▶ [ABOUT THIS EXERCISE]: A full, exact copy of the listing is needed, with images omitted.

▶ [PROVIDED INFORMATION]:
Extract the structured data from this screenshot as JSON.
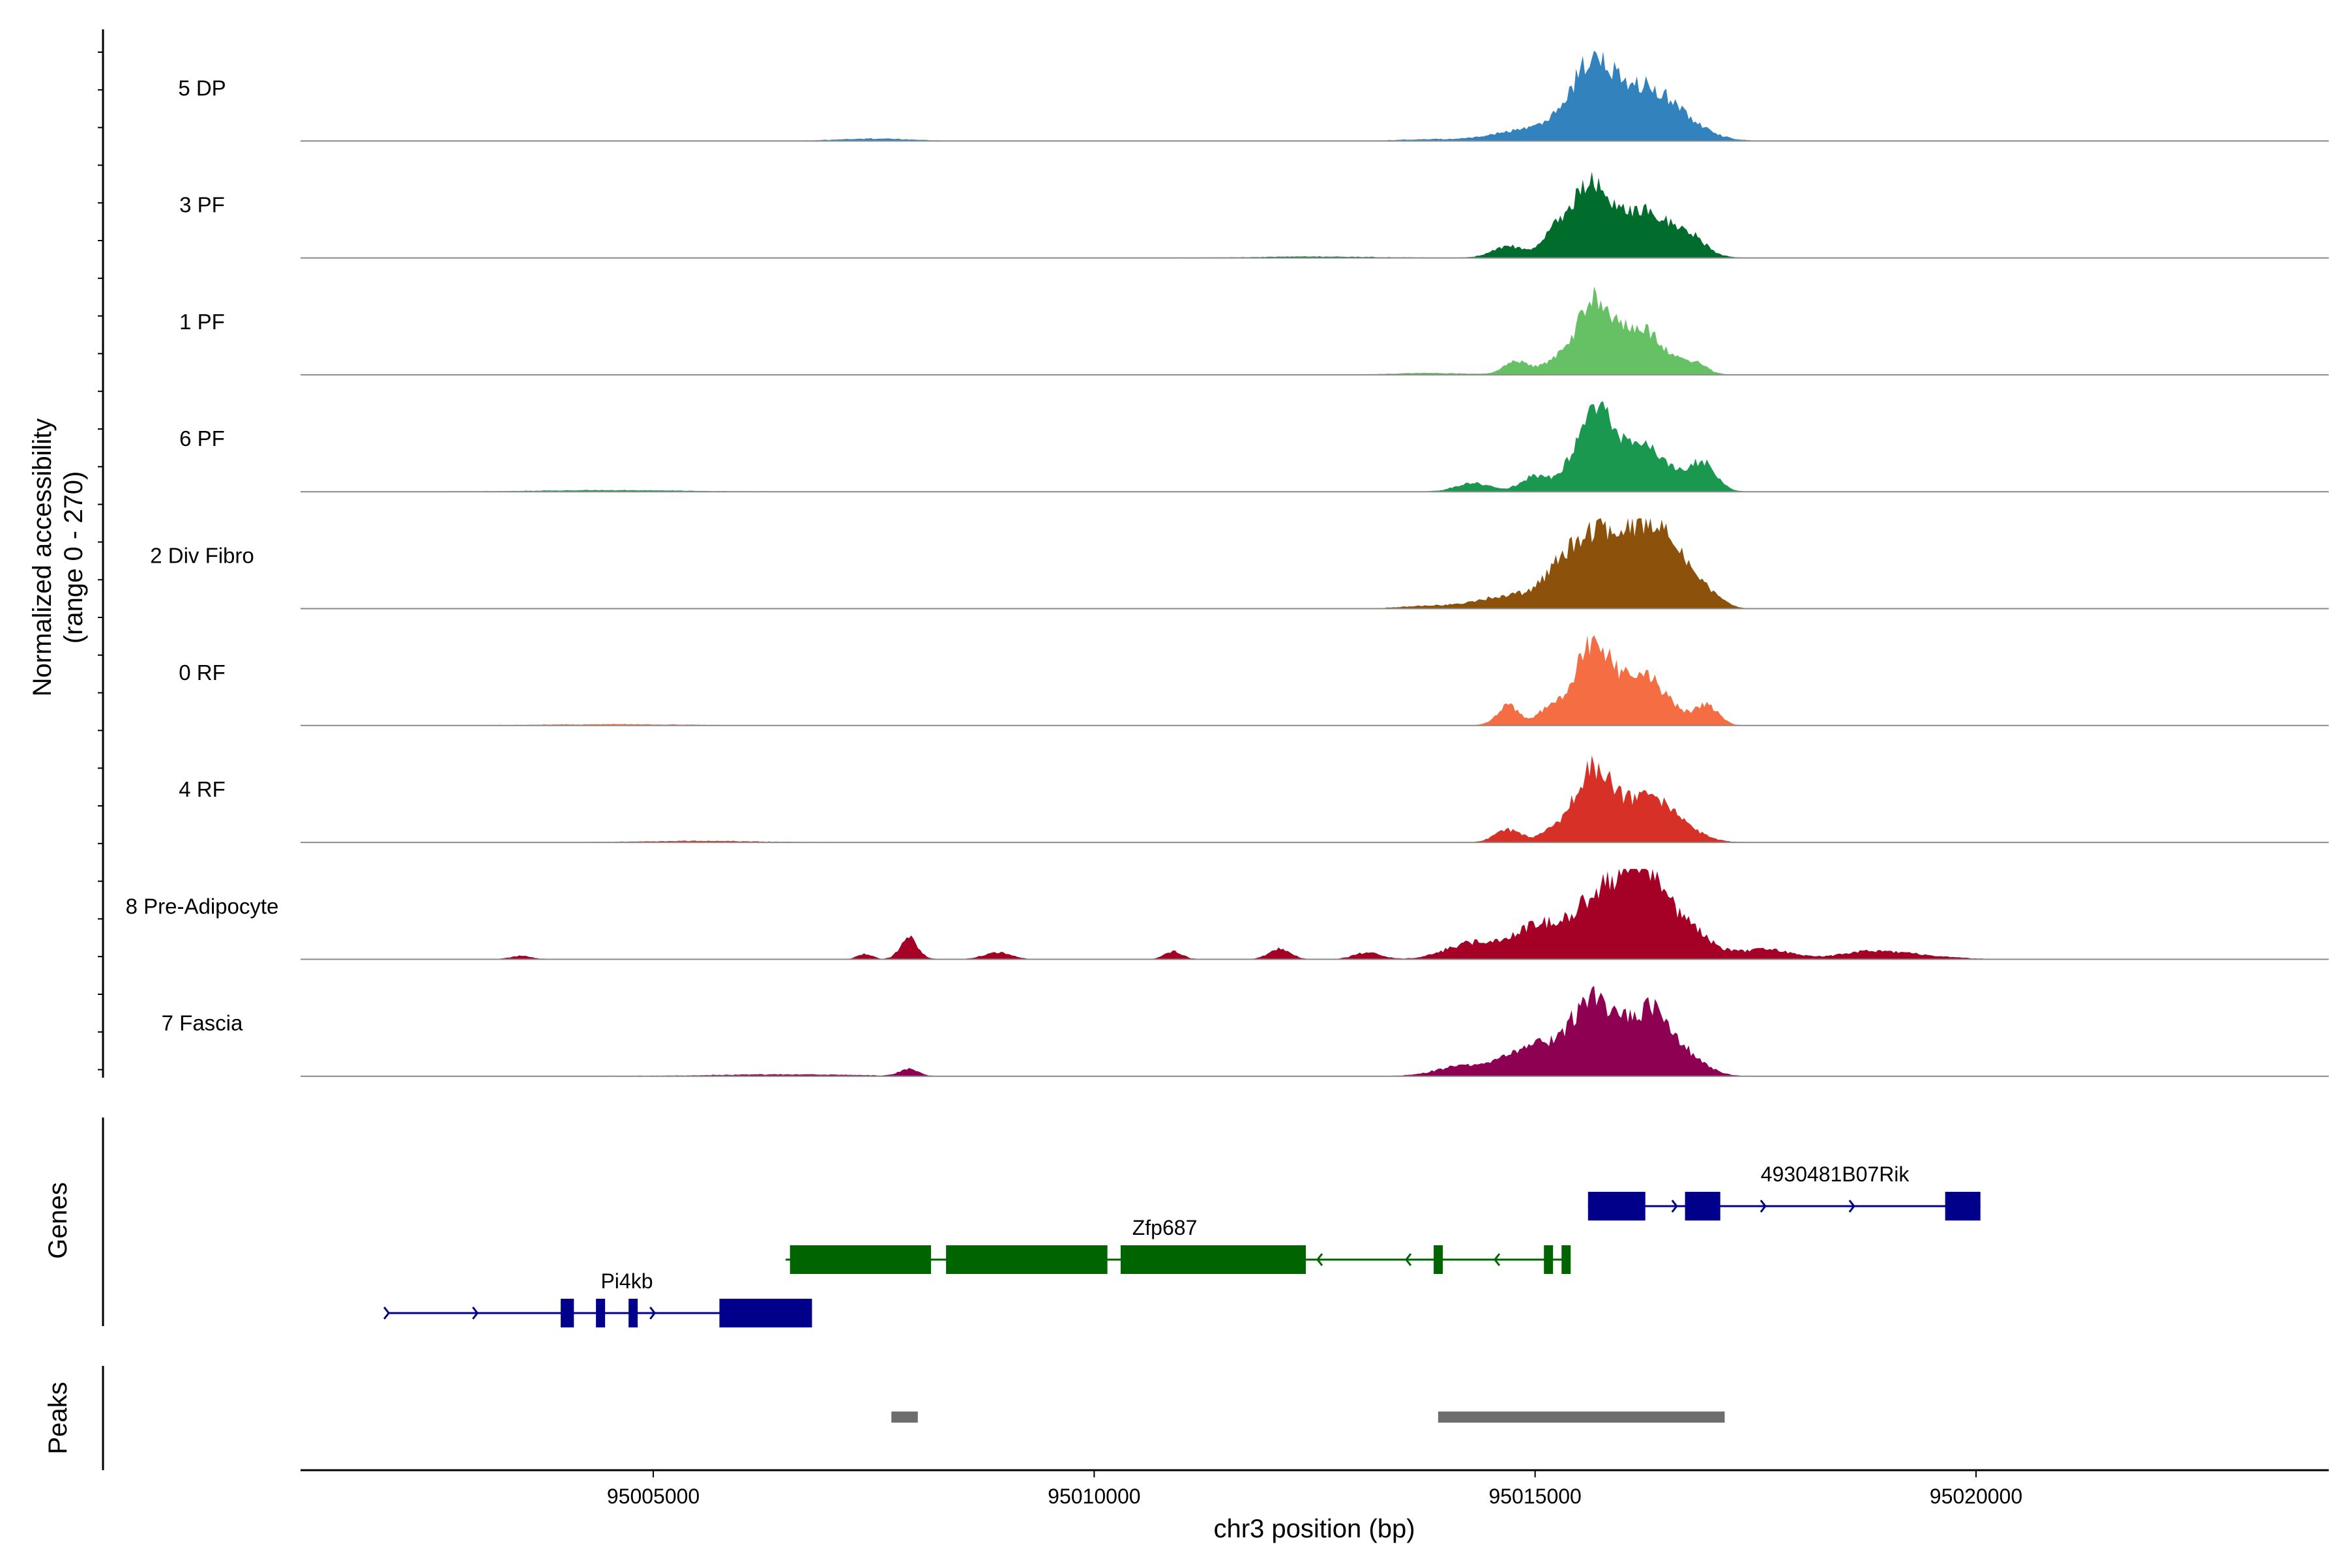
{
  "chart_data": {
    "type": "area",
    "y_axis_label": "Normalized accessibility",
    "y_axis_range_label": "(range 0 - 270)",
    "ylim": [
      0,
      270
    ],
    "x_axis_label": "chr3 position (bp)",
    "xlim": [
      95001000,
      95024000
    ],
    "x_ticks": [
      95005000,
      95010000,
      95015000,
      95020000
    ],
    "x_tick_labels": [
      "95005000",
      "95010000",
      "95015000",
      "95020000"
    ],
    "genes_label": "Genes",
    "peaks_label": "Peaks",
    "tracks": [
      {
        "name": "5 DP",
        "color": "#3182bd",
        "peaks": [
          [
            95014700,
            28,
            300
          ],
          [
            95015200,
            45,
            250
          ],
          [
            95015650,
            265,
            230
          ],
          [
            95016250,
            185,
            330
          ],
          [
            95016750,
            30,
            280
          ],
          [
            95007500,
            8,
            400
          ],
          [
            95013800,
            6,
            300
          ]
        ]
      },
      {
        "name": "3 PF",
        "color": "#006d2c",
        "peaks": [
          [
            95014700,
            42,
            180
          ],
          [
            95015200,
            65,
            140
          ],
          [
            95015600,
            250,
            220
          ],
          [
            95016250,
            165,
            340
          ],
          [
            95016800,
            40,
            150
          ],
          [
            95012500,
            4,
            700
          ]
        ]
      },
      {
        "name": "1 PF",
        "color": "#66c164",
        "peaks": [
          [
            95014800,
            48,
            150
          ],
          [
            95015200,
            38,
            120
          ],
          [
            95015650,
            255,
            200
          ],
          [
            95016200,
            160,
            260
          ],
          [
            95016800,
            40,
            140
          ],
          [
            95013800,
            6,
            400
          ]
        ]
      },
      {
        "name": "6 PF",
        "color": "#1a9850",
        "peaks": [
          [
            95014300,
            30,
            200
          ],
          [
            95015000,
            55,
            160
          ],
          [
            95015650,
            270,
            210
          ],
          [
            95016200,
            160,
            300
          ],
          [
            95016900,
            100,
            150
          ],
          [
            95004500,
            5,
            800
          ]
        ]
      },
      {
        "name": "2 Div Fibro",
        "color": "#8c510a",
        "peaks": [
          [
            95014600,
            38,
            300
          ],
          [
            95015600,
            270,
            360
          ],
          [
            95016200,
            220,
            230
          ],
          [
            95016600,
            190,
            210
          ],
          [
            95017000,
            35,
            150
          ],
          [
            95013800,
            10,
            300
          ]
        ]
      },
      {
        "name": "0 RF",
        "color": "#f46d43",
        "peaks": [
          [
            95014700,
            70,
            130
          ],
          [
            95015150,
            55,
            120
          ],
          [
            95015650,
            300,
            210
          ],
          [
            95016250,
            170,
            270
          ],
          [
            95016950,
            70,
            130
          ],
          [
            95004500,
            4,
            800
          ]
        ]
      },
      {
        "name": "4 RF",
        "color": "#d73027",
        "peaks": [
          [
            95014700,
            45,
            150
          ],
          [
            95015150,
            30,
            120
          ],
          [
            95015650,
            260,
            220
          ],
          [
            95016300,
            160,
            290
          ],
          [
            95016800,
            15,
            200
          ],
          [
            95005500,
            5,
            600
          ]
        ]
      },
      {
        "name": "8 Pre-Adipocyte",
        "color": "#a50026",
        "peaks": [
          [
            95007900,
            75,
            100
          ],
          [
            95007400,
            20,
            80
          ],
          [
            95003500,
            12,
            120
          ],
          [
            95008900,
            25,
            150
          ],
          [
            95010900,
            28,
            100
          ],
          [
            95012100,
            40,
            120
          ],
          [
            95013100,
            25,
            150
          ],
          [
            95014300,
            60,
            300
          ],
          [
            95015000,
            110,
            250
          ],
          [
            95015700,
            220,
            300
          ],
          [
            95016200,
            300,
            230
          ],
          [
            95016700,
            120,
            260
          ],
          [
            95017600,
            35,
            300
          ],
          [
            95018700,
            20,
            300
          ],
          [
            95019200,
            18,
            400
          ]
        ]
      },
      {
        "name": "7 Fascia",
        "color": "#8e0152",
        "peaks": [
          [
            95007900,
            25,
            100
          ],
          [
            95014200,
            38,
            300
          ],
          [
            95015000,
            110,
            300
          ],
          [
            95015650,
            270,
            230
          ],
          [
            95016300,
            240,
            260
          ],
          [
            95016800,
            40,
            200
          ],
          [
            95006500,
            6,
            800
          ]
        ]
      }
    ],
    "genes": [
      {
        "name": "Pi4kb",
        "color": "#00008b",
        "row": 3,
        "strand": "+",
        "start": 95002000,
        "end": 95006800,
        "label_pos": 95004700,
        "exons": [
          [
            95003950,
            95004100
          ],
          [
            95004350,
            95004450
          ],
          [
            95004720,
            95004760
          ],
          [
            95005750,
            95006800
          ]
        ]
      },
      {
        "name": "Zfp687",
        "color": "#006400",
        "row": 2,
        "strand": "-",
        "start": 95006500,
        "end": 95015400,
        "label_pos": 95010800,
        "exons": [
          [
            95006550,
            95008150
          ],
          [
            95008320,
            95010150
          ],
          [
            95010300,
            95012400
          ],
          [
            95013850,
            95013950
          ],
          [
            95015100,
            95015200
          ],
          [
            95015300,
            95015400
          ]
        ]
      },
      {
        "name": "4930481B07Rik",
        "color": "#00008b",
        "row": 1,
        "strand": "+",
        "start": 95015600,
        "end": 95020050,
        "label_pos": 95018400,
        "exons": [
          [
            95015600,
            95016250
          ],
          [
            95016700,
            95017100
          ],
          [
            95019650,
            95020050
          ]
        ]
      }
    ],
    "peaks": [
      [
        95007700,
        95008000
      ],
      [
        95013900,
        95017150
      ]
    ]
  }
}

▶ [ANSWER SPACE]:
Extract the structured data from this screenshot as JSON.
{
  "chart_data": {
    "type": "area",
    "y_axis_label": "Normalized accessibility",
    "y_axis_range_label": "(range 0 - 270)",
    "ylim": [
      0,
      270
    ],
    "x_axis_label": "chr3 position (bp)",
    "xlim": [
      95001000,
      95024000
    ],
    "x_ticks": [
      95005000,
      95010000,
      95015000,
      95020000
    ],
    "x_tick_labels": [
      "95005000",
      "95010000",
      "95015000",
      "95020000"
    ],
    "genes_label": "Genes",
    "peaks_label": "Peaks",
    "tracks": [
      {
        "name": "5 DP",
        "color": "#3182bd",
        "peaks": [
          [
            95014700,
            28,
            300
          ],
          [
            95015200,
            45,
            250
          ],
          [
            95015650,
            265,
            230
          ],
          [
            95016250,
            185,
            330
          ],
          [
            95016750,
            30,
            280
          ],
          [
            95007500,
            8,
            400
          ],
          [
            95013800,
            6,
            300
          ]
        ]
      },
      {
        "name": "3 PF",
        "color": "#006d2c",
        "peaks": [
          [
            95014700,
            42,
            180
          ],
          [
            95015200,
            65,
            140
          ],
          [
            95015600,
            250,
            220
          ],
          [
            95016250,
            165,
            340
          ],
          [
            95016800,
            40,
            150
          ],
          [
            95012500,
            4,
            700
          ]
        ]
      },
      {
        "name": "1 PF",
        "color": "#66c164",
        "peaks": [
          [
            95014800,
            48,
            150
          ],
          [
            95015200,
            38,
            120
          ],
          [
            95015650,
            255,
            200
          ],
          [
            95016200,
            160,
            260
          ],
          [
            95016800,
            40,
            140
          ],
          [
            95013800,
            6,
            400
          ]
        ]
      },
      {
        "name": "6 PF",
        "color": "#1a9850",
        "peaks": [
          [
            95014300,
            30,
            200
          ],
          [
            95015000,
            55,
            160
          ],
          [
            95015650,
            270,
            210
          ],
          [
            95016200,
            160,
            300
          ],
          [
            95016900,
            100,
            150
          ],
          [
            95004500,
            5,
            800
          ]
        ]
      },
      {
        "name": "2 Div Fibro",
        "color": "#8c510a",
        "peaks": [
          [
            95014600,
            38,
            300
          ],
          [
            95015600,
            270,
            360
          ],
          [
            95016200,
            220,
            230
          ],
          [
            95016600,
            190,
            210
          ],
          [
            95017000,
            35,
            150
          ],
          [
            95013800,
            10,
            300
          ]
        ]
      },
      {
        "name": "0 RF",
        "color": "#f46d43",
        "peaks": [
          [
            95014700,
            70,
            130
          ],
          [
            95015150,
            55,
            120
          ],
          [
            95015650,
            300,
            210
          ],
          [
            95016250,
            170,
            270
          ],
          [
            95016950,
            70,
            130
          ],
          [
            95004500,
            4,
            800
          ]
        ]
      },
      {
        "name": "4 RF",
        "color": "#d73027",
        "peaks": [
          [
            95014700,
            45,
            150
          ],
          [
            95015150,
            30,
            120
          ],
          [
            95015650,
            260,
            220
          ],
          [
            95016300,
            160,
            290
          ],
          [
            95016800,
            15,
            200
          ],
          [
            95005500,
            5,
            600
          ]
        ]
      },
      {
        "name": "8 Pre-Adipocyte",
        "color": "#a50026",
        "peaks": [
          [
            95007900,
            75,
            100
          ],
          [
            95007400,
            20,
            80
          ],
          [
            95003500,
            12,
            120
          ],
          [
            95008900,
            25,
            150
          ],
          [
            95010900,
            28,
            100
          ],
          [
            95012100,
            40,
            120
          ],
          [
            95013100,
            25,
            150
          ],
          [
            95014300,
            60,
            300
          ],
          [
            95015000,
            110,
            250
          ],
          [
            95015700,
            220,
            300
          ],
          [
            95016200,
            300,
            230
          ],
          [
            95016700,
            120,
            260
          ],
          [
            95017600,
            35,
            300
          ],
          [
            95018700,
            20,
            300
          ],
          [
            95019200,
            18,
            400
          ]
        ]
      },
      {
        "name": "7 Fascia",
        "color": "#8e0152",
        "peaks": [
          [
            95007900,
            25,
            100
          ],
          [
            95014200,
            38,
            300
          ],
          [
            95015000,
            110,
            300
          ],
          [
            95015650,
            270,
            230
          ],
          [
            95016300,
            240,
            260
          ],
          [
            95016800,
            40,
            200
          ],
          [
            95006500,
            6,
            800
          ]
        ]
      }
    ],
    "genes": [
      {
        "name": "Pi4kb",
        "color": "#00008b",
        "row": 3,
        "strand": "+",
        "start": 95002000,
        "end": 95006800,
        "label_pos": 95004700,
        "exons": [
          [
            95003950,
            95004100
          ],
          [
            95004350,
            95004450
          ],
          [
            95004720,
            95004760
          ],
          [
            95005750,
            95006800
          ]
        ]
      },
      {
        "name": "Zfp687",
        "color": "#006400",
        "row": 2,
        "strand": "-",
        "start": 95006500,
        "end": 95015400,
        "label_pos": 95010800,
        "exons": [
          [
            95006550,
            95008150
          ],
          [
            95008320,
            95010150
          ],
          [
            95010300,
            95012400
          ],
          [
            95013850,
            95013950
          ],
          [
            95015100,
            95015200
          ],
          [
            95015300,
            95015400
          ]
        ]
      },
      {
        "name": "4930481B07Rik",
        "color": "#00008b",
        "row": 1,
        "strand": "+",
        "start": 95015600,
        "end": 95020050,
        "label_pos": 95018400,
        "exons": [
          [
            95015600,
            95016250
          ],
          [
            95016700,
            95017100
          ],
          [
            95019650,
            95020050
          ]
        ]
      }
    ],
    "peaks": [
      [
        95007700,
        95008000
      ],
      [
        95013900,
        95017150
      ]
    ]
  }
}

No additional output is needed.